▸ **WORK INSTRUCTIONS**
Can the data below be echoed back word for word?

▸ **PROVIDED DATA**
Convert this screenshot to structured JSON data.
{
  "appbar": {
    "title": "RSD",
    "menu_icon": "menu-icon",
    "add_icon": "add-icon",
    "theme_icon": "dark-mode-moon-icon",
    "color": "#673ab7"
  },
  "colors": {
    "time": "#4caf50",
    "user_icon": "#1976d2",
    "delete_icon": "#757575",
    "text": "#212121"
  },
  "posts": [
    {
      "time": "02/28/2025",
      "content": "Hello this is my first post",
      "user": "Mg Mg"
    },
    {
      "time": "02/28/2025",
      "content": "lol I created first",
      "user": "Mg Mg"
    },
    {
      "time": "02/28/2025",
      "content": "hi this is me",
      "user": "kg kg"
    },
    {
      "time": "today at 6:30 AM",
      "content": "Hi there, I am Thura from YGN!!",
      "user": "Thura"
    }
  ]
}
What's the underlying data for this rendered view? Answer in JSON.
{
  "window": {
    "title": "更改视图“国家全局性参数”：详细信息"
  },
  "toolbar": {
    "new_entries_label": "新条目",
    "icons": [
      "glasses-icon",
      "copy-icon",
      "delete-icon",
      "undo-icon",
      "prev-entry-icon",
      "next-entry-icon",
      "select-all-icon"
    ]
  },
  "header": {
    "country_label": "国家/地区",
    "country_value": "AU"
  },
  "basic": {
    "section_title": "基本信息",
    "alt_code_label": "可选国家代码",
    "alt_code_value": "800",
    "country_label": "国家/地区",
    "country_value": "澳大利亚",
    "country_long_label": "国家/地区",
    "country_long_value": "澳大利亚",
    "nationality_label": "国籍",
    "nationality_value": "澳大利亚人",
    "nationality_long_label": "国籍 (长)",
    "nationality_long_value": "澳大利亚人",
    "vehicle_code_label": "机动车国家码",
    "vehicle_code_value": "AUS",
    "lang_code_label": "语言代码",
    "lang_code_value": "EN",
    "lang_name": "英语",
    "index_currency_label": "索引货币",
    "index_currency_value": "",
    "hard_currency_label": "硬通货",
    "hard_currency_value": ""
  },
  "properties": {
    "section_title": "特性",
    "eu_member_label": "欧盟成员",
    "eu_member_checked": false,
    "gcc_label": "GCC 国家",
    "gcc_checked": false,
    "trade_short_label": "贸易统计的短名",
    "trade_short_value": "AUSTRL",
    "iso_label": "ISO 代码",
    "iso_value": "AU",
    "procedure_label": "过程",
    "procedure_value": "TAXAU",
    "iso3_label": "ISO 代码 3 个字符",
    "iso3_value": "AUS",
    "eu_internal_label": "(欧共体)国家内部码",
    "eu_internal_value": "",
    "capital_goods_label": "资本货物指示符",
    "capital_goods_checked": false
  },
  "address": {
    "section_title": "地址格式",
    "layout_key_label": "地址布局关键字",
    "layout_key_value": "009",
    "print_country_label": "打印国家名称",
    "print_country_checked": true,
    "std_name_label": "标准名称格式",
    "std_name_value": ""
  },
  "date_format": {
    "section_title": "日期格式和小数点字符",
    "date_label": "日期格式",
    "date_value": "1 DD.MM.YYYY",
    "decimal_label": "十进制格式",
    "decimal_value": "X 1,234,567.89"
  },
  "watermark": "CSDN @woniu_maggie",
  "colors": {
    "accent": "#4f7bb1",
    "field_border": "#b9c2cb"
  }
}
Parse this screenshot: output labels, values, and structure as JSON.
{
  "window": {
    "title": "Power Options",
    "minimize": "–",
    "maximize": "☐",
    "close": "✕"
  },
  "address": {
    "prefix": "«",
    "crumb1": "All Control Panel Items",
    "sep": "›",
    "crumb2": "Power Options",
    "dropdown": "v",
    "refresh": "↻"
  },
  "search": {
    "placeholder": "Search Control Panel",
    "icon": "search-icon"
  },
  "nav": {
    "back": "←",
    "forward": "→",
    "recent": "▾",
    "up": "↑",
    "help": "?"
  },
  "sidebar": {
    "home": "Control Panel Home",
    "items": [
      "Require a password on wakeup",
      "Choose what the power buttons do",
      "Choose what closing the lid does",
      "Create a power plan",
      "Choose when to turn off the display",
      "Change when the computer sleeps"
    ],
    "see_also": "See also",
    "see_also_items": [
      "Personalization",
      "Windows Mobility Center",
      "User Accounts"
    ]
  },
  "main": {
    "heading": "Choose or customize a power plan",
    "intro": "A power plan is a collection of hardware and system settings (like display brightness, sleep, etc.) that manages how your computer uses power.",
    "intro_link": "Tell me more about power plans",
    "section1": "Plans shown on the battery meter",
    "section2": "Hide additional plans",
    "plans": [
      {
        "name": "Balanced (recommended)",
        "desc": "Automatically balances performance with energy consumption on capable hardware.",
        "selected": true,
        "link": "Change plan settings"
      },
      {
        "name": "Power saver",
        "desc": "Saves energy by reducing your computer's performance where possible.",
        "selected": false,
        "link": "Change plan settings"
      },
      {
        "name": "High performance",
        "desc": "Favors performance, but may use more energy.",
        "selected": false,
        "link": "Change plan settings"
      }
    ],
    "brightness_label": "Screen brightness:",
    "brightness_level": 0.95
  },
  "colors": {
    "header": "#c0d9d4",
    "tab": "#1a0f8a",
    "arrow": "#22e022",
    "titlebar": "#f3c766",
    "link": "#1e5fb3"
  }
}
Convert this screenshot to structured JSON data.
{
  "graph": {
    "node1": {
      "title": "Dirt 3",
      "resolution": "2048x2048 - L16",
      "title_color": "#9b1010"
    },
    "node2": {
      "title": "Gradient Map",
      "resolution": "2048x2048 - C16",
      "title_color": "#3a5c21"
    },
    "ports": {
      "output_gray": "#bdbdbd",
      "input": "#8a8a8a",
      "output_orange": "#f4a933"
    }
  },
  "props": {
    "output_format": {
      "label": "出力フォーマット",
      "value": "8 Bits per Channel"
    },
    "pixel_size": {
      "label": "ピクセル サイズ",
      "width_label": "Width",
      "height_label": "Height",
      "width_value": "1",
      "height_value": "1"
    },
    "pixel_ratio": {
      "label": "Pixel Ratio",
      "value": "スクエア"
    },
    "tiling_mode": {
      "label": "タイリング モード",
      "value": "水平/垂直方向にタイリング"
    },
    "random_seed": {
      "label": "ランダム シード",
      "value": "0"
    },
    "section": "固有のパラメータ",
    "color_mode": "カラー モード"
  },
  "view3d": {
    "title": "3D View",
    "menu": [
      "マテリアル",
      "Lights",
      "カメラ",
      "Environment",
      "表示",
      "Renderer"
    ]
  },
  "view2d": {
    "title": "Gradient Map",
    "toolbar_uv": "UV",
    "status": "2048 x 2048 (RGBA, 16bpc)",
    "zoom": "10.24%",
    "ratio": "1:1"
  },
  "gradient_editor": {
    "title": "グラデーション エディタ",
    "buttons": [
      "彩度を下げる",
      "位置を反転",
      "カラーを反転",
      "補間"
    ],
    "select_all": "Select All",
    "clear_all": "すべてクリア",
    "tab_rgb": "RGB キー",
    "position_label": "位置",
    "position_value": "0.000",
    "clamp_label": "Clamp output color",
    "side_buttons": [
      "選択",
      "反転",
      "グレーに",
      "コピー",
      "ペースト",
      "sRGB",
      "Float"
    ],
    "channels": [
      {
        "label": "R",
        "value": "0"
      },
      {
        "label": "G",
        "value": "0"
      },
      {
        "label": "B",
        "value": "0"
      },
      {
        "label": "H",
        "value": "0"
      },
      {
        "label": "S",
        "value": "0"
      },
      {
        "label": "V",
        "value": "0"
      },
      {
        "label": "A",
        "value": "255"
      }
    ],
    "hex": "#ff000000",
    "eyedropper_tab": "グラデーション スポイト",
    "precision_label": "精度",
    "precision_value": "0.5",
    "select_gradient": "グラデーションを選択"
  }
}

▸ **SOLVED EXERCISE**
Convert this screenshot to structured JSON data.
{
  "appbar": {
    "title": "RSD",
    "menu_icon": "menu-icon",
    "add_icon": "add-icon",
    "theme_icon": "dark-mode-moon-icon",
    "color": "#673ab7"
  },
  "colors": {
    "time": "#4caf50",
    "user_icon": "#1976d2",
    "delete_icon": "#757575",
    "text": "#212121"
  },
  "posts": [
    {
      "time": "02/28/2025",
      "content": "Hello this is my first post",
      "user": "Mg Mg"
    },
    {
      "time": "02/28/2025",
      "content": "lol I created first",
      "user": "Mg Mg"
    },
    {
      "time": "02/28/2025",
      "content": "hi this is me",
      "user": "kg kg"
    },
    {
      "time": "today at 6:30 AM",
      "content": "Hi there, I am Thura from YGN!!",
      "user": "Thura"
    }
  ]
}
What's the underlying data for this rendered view? Answer in JSON.
{
  "window": {
    "title": "更改视图“国家全局性参数”：详细信息"
  },
  "toolbar": {
    "new_entries_label": "新条目",
    "icons": [
      "glasses-icon",
      "copy-icon",
      "delete-icon",
      "undo-icon",
      "prev-entry-icon",
      "next-entry-icon",
      "select-all-icon"
    ]
  },
  "header": {
    "country_label": "国家/地区",
    "country_value": "AU"
  },
  "basic": {
    "section_title": "基本信息",
    "alt_code_label": "可选国家代码",
    "alt_code_value": "800",
    "country_label": "国家/地区",
    "country_value": "澳大利亚",
    "country_long_label": "国家/地区",
    "country_long_value": "澳大利亚",
    "nationality_label": "国籍",
    "nationality_value": "澳大利亚人",
    "nationality_long_label": "国籍 (长)",
    "nationality_long_value": "澳大利亚人",
    "vehicle_code_label": "机动车国家码",
    "vehicle_code_value": "AUS",
    "lang_code_label": "语言代码",
    "lang_code_value": "EN",
    "lang_name": "英语",
    "index_currency_label": "索引货币",
    "index_currency_value": "",
    "hard_currency_label": "硬通货",
    "hard_currency_value": ""
  },
  "properties": {
    "section_title": "特性",
    "eu_member_label": "欧盟成员",
    "eu_member_checked": false,
    "gcc_label": "GCC 国家",
    "gcc_checked": false,
    "trade_short_label": "贸易统计的短名",
    "trade_short_value": "AUSTRL",
    "iso_label": "ISO 代码",
    "iso_value": "AU",
    "procedure_label": "过程",
    "procedure_value": "TAXAU",
    "iso3_label": "ISO 代码 3 个字符",
    "iso3_value": "AUS",
    "eu_internal_label": "(欧共体)国家内部码",
    "eu_internal_value": "",
    "capital_goods_label": "资本货物指示符",
    "capital_goods_checked": false
  },
  "address": {
    "section_title": "地址格式",
    "layout_key_label": "地址布局关键字",
    "layout_key_value": "009",
    "print_country_label": "打印国家名称",
    "print_country_checked": true,
    "std_name_label": "标准名称格式",
    "std_name_value": ""
  },
  "date_format": {
    "section_title": "日期格式和小数点字符",
    "date_label": "日期格式",
    "date_value": "1 DD.MM.YYYY",
    "decimal_label": "十进制格式",
    "decimal_value": "X 1,234,567.89"
  },
  "watermark": "CSDN @woniu_maggie",
  "colors": {
    "accent": "#4f7bb1",
    "field_border": "#b9c2cb"
  }
}
Parse this screenshot: output labels, values, and structure as JSON.
{
  "window": {
    "title": "Power Options",
    "minimize": "–",
    "maximize": "☐",
    "close": "✕"
  },
  "address": {
    "prefix": "«",
    "crumb1": "All Control Panel Items",
    "sep": "›",
    "crumb2": "Power Options",
    "dropdown": "v",
    "refresh": "↻"
  },
  "search": {
    "placeholder": "Search Control Panel",
    "icon": "search-icon"
  },
  "nav": {
    "back": "←",
    "forward": "→",
    "recent": "▾",
    "up": "↑",
    "help": "?"
  },
  "sidebar": {
    "home": "Control Panel Home",
    "items": [
      "Require a password on wakeup",
      "Choose what the power buttons do",
      "Choose what closing the lid does",
      "Create a power plan",
      "Choose when to turn off the display",
      "Change when the computer sleeps"
    ],
    "see_also": "See also",
    "see_also_items": [
      "Personalization",
      "Windows Mobility Center",
      "User Accounts"
    ]
  },
  "main": {
    "heading": "Choose or customize a power plan",
    "intro": "A power plan is a collection of hardware and system settings (like display brightness, sleep, etc.) that manages how your computer uses power.",
    "intro_link": "Tell me more about power plans",
    "section1": "Plans shown on the battery meter",
    "section2": "Hide additional plans",
    "plans": [
      {
        "name": "Balanced (recommended)",
        "desc": "Automatically balances performance with energy consumption on capable hardware.",
        "selected": true,
        "link": "Change plan settings"
      },
      {
        "name": "Power saver",
        "desc": "Saves energy by reducing your computer's performance where possible.",
        "selected": false,
        "link": "Change plan settings"
      },
      {
        "name": "High performance",
        "desc": "Favors performance, but may use more energy.",
        "selected": false,
        "link": "Change plan settings"
      }
    ],
    "brightness_label": "Screen brightness:",
    "brightness_level": 0.95
  },
  "colors": {
    "header": "#c0d9d4",
    "tab": "#1a0f8a",
    "arrow": "#22e022",
    "titlebar": "#f3c766",
    "link": "#1e5fb3"
  }
}
Convert this screenshot to structured JSON data.
{
  "graph": {
    "node1": {
      "title": "Dirt 3",
      "resolution": "2048x2048 - L16",
      "title_color": "#9b1010"
    },
    "node2": {
      "title": "Gradient Map",
      "resolution": "2048x2048 - C16",
      "title_color": "#3a5c21"
    },
    "ports": {
      "output_gray": "#bdbdbd",
      "input": "#8a8a8a",
      "output_orange": "#f4a933"
    }
  },
  "props": {
    "output_format": {
      "label": "出力フォーマット",
      "value": "8 Bits per Channel"
    },
    "pixel_size": {
      "label": "ピクセル サイズ",
      "width_label": "Width",
      "height_label": "Height",
      "width_value": "1",
      "height_value": "1"
    },
    "pixel_ratio": {
      "label": "Pixel Ratio",
      "value": "スクエア"
    },
    "tiling_mode": {
      "label": "タイリング モード",
      "value": "水平/垂直方向にタイリング"
    },
    "random_seed": {
      "label": "ランダム シード",
      "value": "0"
    },
    "section": "固有のパラメータ",
    "color_mode": "カラー モード"
  },
  "view3d": {
    "title": "3D View",
    "menu": [
      "マテリアル",
      "Lights",
      "カメラ",
      "Environment",
      "表示",
      "Renderer"
    ]
  },
  "view2d": {
    "title": "Gradient Map",
    "toolbar_uv": "UV",
    "status": "2048 x 2048 (RGBA, 16bpc)",
    "zoom": "10.24%",
    "ratio": "1:1"
  },
  "gradient_editor": {
    "title": "グラデーション エディタ",
    "buttons": [
      "彩度を下げる",
      "位置を反転",
      "カラーを反転",
      "補間"
    ],
    "select_all": "Select All",
    "clear_all": "すべてクリア",
    "tab_rgb": "RGB キー",
    "position_label": "位置",
    "position_value": "0.000",
    "clamp_label": "Clamp output color",
    "side_buttons": [
      "選択",
      "反転",
      "グレーに",
      "コピー",
      "ペースト",
      "sRGB",
      "Float"
    ],
    "channels": [
      {
        "label": "R",
        "value": "0"
      },
      {
        "label": "G",
        "value": "0"
      },
      {
        "label": "B",
        "value": "0"
      },
      {
        "label": "H",
        "value": "0"
      },
      {
        "label": "S",
        "value": "0"
      },
      {
        "label": "V",
        "value": "0"
      },
      {
        "label": "A",
        "value": "255"
      }
    ],
    "hex": "#ff000000",
    "eyedropper_tab": "グラデーション スポイト",
    "precision_label": "精度",
    "precision_value": "0.5",
    "select_gradient": "グラデーションを選択"
  }
}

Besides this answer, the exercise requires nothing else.